• Exercise description: Transcribe every entry below word for word, but skip the pictures.

• Input records:
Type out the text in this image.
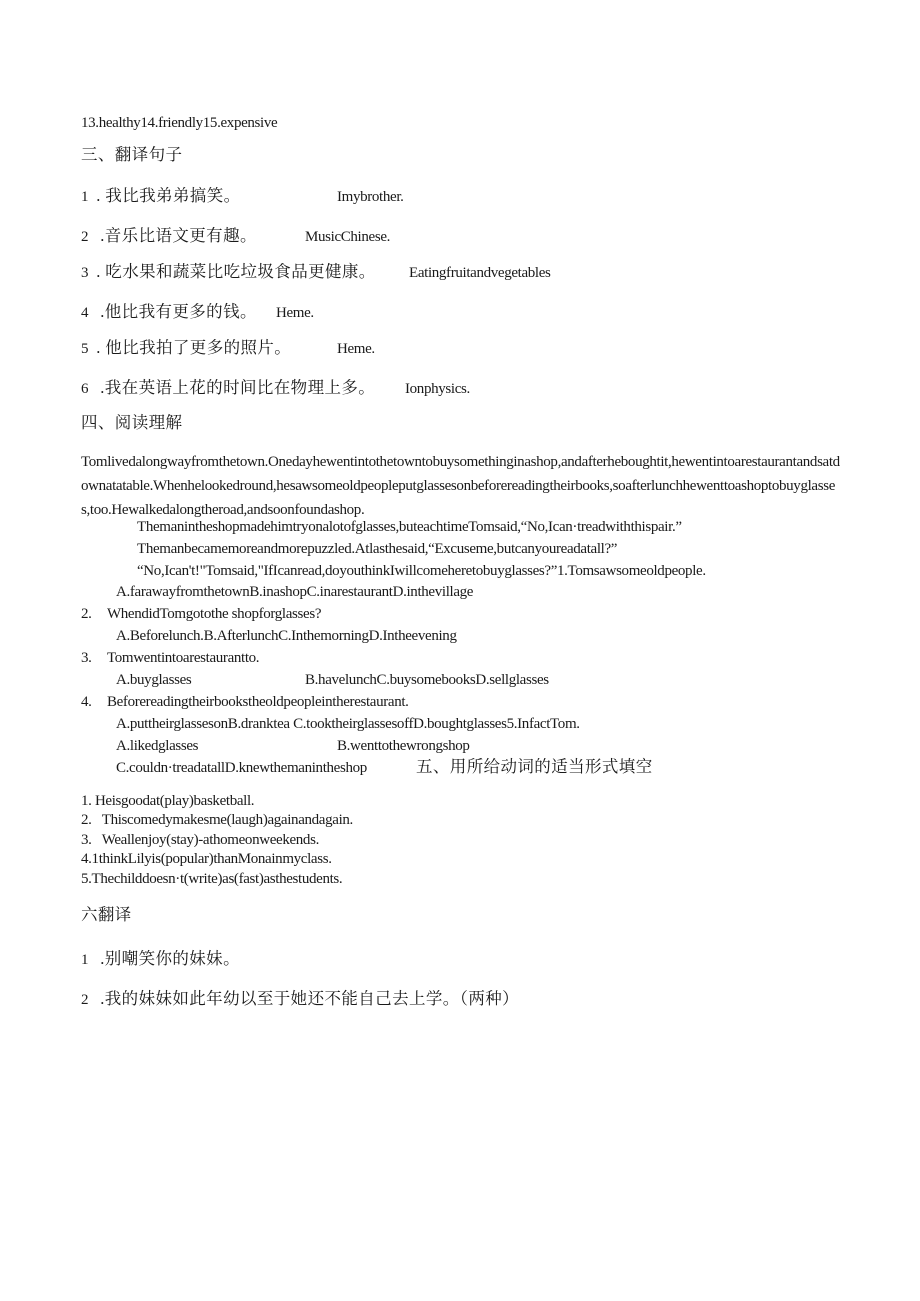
13.healthy14.friendly15.expensive
三、翻译句子
1 . 我比我弟弟搞笑。	Imybrother.
2 .音乐比语文更有趣。	MusicChinese.
3 . 吃水果和蔬菜比吃垃圾食品更健康。 Eatingfruitandvegetables
4 .他比我有更多的钱。 Heme.
5 . 他比我拍了更多的照片。	Heme.
6 .我在英语上花的时间比在物理上多。 Ionphysics.
四、阅读理解
Tomlivedalongwayfromthetown.Onedayhewentintothetowntobuysomethinginashop,andafterheboughtit,hewentintoarestaurantandsatdownatatable.Whenhelookedround,hesawsomeoldpeopleputglassesonbeforereadingtheirbooks,soafterlunchhewenttoashoptobuyglasses,too.Hewalkedalongtheroad,andsoonfoundashop.
Themanintheshopmadehimtryonalotofglasses,buteachtimeTomsaid,“No,Ican·treadwiththispair.”
Themanbecamemoreandmorepuzzled.Atlasthesaid,“Excuseme,butcanyoureadatall?”
“No,Ican't!"Tomsaid,"IfIcanread,doyouthinkIwillcomeheretobuyglasses?”1.Tomsawsomeoldpeople.
A.farawayfromthetownB.inashopC.inarestaurantD.inthevillage
2. WhendidTomgotothe shopforglasses?
A.Beforelunch.B.AfterlunchC.InthemorningD.Intheevening
3. Tomwentintoarestaurantto.
A.buyglasses	B.havelunchC.buysomebooksD.sellglasses
4. Beforereadingtheirbookstheoldpeopleintherestaurant.
A.puttheirglassesonB.dranktea C.tooktheirglassesoffD.boughtglasses5.InfactTom.
A.likedglasses	B.wenttothewrongshop
C.couldn·treadatallD.knewthemanintheshop	五、用所给动词的适当形式填空
1. Heisgoodat(play)basketball.
2.   Thiscomedymakesme(laugh)againandagain.
3.   Weallenjoy(stay)-athomeonweekends.
4.1thinkLilyis(popular)thanMonainmyclass.
5.Thechilddoesn·t(write)as(fast)asthestudents.
六翻译
1 .别嘲笑你的妹妹。
2 .我的妹妹如此年幼以至于她还不能自己去上学。（两种）
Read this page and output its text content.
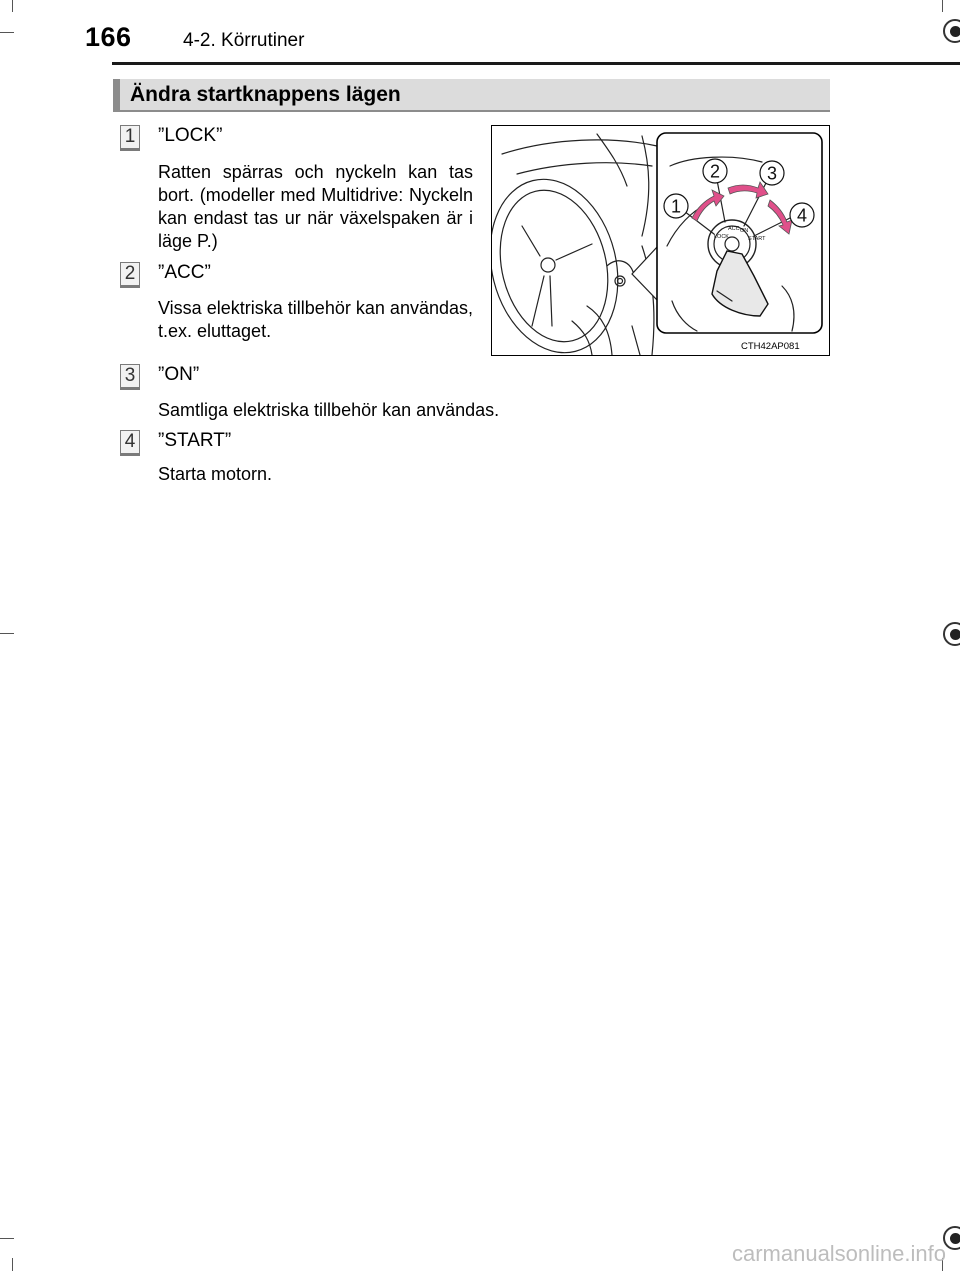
166	4-2. Körrutiner
Ändra startknappens lägen
1 ”LOCK”
Ratten spärras och nyckeln kan tas bort. (modeller med Multidrive: Nyckeln kan endast tas ur när växelspaken är i läge P.)
2 ”ACC”
Vissa elektriska tillbehör kan användas, t.ex. eluttaget.
3 ”ON”
Samtliga elektriska tillbehör kan användas.
4 ”START”
Starta motorn.
LOCK
ACC ON
START
1
2	3
4
CTH42AP081
carmanualsonline.info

• Output below:
Type out the text in this image.
13.healthy14.friendly15.expensive
三、翻译句子
1 . 我比我弟弟搞笑。	Imybrother.
2 .音乐比语文更有趣。	MusicChinese.
3 . 吃水果和蔬菜比吃垃圾食品更健康。 Eatingfruitandvegetables
4 .他比我有更多的钱。 Heme.
5 . 他比我拍了更多的照片。	Heme.
6 .我在英语上花的时间比在物理上多。 Ionphysics.
四、阅读理解
Tomlivedalongwayfromthetown.Onedayhewentintothetowntobuysomethinginashop,andafterheboughtit,hewentintoarestaurantandsatdownatatable.Whenhelookedround,hesawsomeoldpeopleputglassesonbeforereadingtheirbooks,soafterlunchhewenttoashoptobuyglasses,too.Hewalkedalongtheroad,andsoonfoundashop.
Themanintheshopmadehimtryonalotofglasses,buteachtimeTomsaid,“No,Ican·treadwiththispair.”
Themanbecamemoreandmorepuzzled.Atlasthesaid,“Excuseme,butcanyoureadatall?”
“No,Ican't!"Tomsaid,"IfIcanread,doyouthinkIwillcomeheretobuyglasses?”1.Tomsawsomeoldpeople.
A.farawayfromthetownB.inashopC.inarestaurantD.inthevillage
2. WhendidTomgotothe shopforglasses?
A.Beforelunch.B.AfterlunchC.InthemorningD.Intheevening
3. Tomwentintoarestaurantto.
A.buyglasses	B.havelunchC.buysomebooksD.sellglasses
4. Beforereadingtheirbookstheoldpeopleintherestaurant.
A.puttheirglassesonB.dranktea C.tooktheirglassesoffD.boughtglasses5.InfactTom.
A.likedglasses	B.wenttothewrongshop
C.couldn·treadatallD.knewthemanintheshop	五、用所给动词的适当形式填空
1. Heisgoodat(play)basketball.
2.   Thiscomedymakesme(laugh)againandagain.
3.   Weallenjoy(stay)-athomeonweekends.
4.1thinkLilyis(popular)thanMonainmyclass.
5.Thechilddoesn·t(write)as(fast)asthestudents.
六翻译
1 .别嘲笑你的妹妹。
2 .我的妹妹如此年幼以至于她还不能自己去上学。（两种）
Read this page and output its text content.
166	4-2. Körrutiner
Ändra startknappens lägen
1 ”LOCK”
Ratten spärras och nyckeln kan tas bort. (modeller med Multidrive: Nyckeln kan endast tas ur när växelspaken är i läge P.)
2 ”ACC”
Vissa elektriska tillbehör kan användas, t.ex. eluttaget.
3 ”ON”
Samtliga elektriska tillbehör kan användas.
4 ”START”
Starta motorn.
LOCK
ACC ON
START
1
2	3
4
CTH42AP081
carmanualsonline.info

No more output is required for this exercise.